GIVEN DATA

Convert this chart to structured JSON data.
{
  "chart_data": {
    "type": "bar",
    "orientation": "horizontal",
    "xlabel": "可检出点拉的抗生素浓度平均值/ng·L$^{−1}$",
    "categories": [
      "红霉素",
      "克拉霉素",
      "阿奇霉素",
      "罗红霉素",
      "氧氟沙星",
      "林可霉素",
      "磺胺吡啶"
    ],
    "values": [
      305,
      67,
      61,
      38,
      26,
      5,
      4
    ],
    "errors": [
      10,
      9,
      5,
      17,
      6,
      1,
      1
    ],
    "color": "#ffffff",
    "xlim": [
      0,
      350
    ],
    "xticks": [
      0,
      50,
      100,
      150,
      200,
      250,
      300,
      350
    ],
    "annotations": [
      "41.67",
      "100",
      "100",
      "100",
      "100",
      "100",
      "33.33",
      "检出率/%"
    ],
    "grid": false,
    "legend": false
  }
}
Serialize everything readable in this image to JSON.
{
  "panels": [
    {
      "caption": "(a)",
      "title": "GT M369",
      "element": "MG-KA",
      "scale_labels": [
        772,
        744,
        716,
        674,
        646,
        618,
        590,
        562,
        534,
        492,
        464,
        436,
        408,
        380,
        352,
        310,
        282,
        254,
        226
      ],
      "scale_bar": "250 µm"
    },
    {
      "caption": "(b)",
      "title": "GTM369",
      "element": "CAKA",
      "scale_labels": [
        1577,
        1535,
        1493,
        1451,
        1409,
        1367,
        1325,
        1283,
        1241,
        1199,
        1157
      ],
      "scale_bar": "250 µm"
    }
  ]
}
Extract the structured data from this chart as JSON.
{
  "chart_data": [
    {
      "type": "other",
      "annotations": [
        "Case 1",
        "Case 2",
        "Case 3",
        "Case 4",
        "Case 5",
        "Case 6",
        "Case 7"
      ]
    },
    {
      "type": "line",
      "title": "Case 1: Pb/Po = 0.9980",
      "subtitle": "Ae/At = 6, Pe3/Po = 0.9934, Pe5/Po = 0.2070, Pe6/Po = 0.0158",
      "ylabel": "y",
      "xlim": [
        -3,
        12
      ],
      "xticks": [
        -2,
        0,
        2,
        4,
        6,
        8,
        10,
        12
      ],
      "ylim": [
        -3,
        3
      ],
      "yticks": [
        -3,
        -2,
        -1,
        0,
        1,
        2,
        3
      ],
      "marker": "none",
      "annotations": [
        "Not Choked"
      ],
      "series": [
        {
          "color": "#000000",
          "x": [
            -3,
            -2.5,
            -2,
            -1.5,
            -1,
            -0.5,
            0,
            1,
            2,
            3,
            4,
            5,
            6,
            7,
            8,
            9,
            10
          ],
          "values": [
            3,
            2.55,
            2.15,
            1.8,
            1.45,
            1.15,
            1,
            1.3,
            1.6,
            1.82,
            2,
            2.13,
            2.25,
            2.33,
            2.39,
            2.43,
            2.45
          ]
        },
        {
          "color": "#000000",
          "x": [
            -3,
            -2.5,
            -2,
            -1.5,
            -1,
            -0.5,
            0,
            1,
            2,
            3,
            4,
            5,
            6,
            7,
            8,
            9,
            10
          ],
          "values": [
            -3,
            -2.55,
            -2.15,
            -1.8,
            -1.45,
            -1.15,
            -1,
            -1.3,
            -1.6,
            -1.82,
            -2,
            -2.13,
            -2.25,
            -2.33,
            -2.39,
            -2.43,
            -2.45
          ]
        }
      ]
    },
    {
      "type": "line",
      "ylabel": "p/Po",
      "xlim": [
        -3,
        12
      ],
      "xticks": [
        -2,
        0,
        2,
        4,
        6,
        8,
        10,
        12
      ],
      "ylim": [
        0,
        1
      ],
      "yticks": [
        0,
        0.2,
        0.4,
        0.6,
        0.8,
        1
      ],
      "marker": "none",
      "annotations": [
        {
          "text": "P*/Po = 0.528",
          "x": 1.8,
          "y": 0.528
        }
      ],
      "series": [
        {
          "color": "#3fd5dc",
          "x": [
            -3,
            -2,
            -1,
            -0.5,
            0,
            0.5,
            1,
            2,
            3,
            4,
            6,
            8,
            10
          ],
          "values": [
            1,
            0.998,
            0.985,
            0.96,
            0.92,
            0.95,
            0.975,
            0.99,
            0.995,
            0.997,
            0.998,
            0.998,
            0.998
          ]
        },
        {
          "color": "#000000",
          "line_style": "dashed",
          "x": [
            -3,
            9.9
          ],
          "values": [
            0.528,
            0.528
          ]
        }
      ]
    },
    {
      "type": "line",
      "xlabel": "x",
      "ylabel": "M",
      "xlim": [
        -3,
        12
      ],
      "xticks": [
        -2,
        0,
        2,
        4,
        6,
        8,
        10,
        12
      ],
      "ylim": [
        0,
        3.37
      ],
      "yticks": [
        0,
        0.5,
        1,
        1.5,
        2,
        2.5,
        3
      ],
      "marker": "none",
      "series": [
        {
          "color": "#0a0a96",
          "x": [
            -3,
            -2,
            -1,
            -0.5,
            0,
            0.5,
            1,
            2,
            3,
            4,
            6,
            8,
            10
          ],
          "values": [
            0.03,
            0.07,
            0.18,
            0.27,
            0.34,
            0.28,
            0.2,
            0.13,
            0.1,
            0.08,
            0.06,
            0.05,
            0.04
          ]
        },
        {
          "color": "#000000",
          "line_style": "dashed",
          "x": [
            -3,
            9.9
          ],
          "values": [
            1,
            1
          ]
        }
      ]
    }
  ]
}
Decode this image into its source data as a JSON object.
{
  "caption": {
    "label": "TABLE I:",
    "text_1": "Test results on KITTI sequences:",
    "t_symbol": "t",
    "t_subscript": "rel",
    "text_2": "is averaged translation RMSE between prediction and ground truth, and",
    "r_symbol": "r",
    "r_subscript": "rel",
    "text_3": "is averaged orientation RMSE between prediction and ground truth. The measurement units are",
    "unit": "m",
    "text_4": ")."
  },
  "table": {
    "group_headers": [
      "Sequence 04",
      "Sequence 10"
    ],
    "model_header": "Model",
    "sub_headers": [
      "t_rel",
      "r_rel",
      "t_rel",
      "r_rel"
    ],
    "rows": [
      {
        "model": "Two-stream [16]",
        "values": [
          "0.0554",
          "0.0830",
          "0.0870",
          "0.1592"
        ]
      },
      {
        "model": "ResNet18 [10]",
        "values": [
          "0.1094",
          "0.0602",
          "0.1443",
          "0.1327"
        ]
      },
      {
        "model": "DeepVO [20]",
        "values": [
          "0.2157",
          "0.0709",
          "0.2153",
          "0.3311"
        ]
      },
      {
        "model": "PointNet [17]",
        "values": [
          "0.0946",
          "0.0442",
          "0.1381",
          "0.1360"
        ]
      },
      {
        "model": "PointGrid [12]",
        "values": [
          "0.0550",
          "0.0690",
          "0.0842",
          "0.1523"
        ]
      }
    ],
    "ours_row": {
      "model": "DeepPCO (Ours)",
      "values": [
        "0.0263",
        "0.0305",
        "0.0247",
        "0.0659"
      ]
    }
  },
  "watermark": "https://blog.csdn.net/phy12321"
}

WHAT TO PRODUCE
Write out every line of the entries that holds the word "ground".

THE REPLY
    "text_2": "is averaged translation RMSE between prediction and ground truth, and",
    "text_3": "is averaged orientation RMSE between prediction and ground truth. The measurement units are",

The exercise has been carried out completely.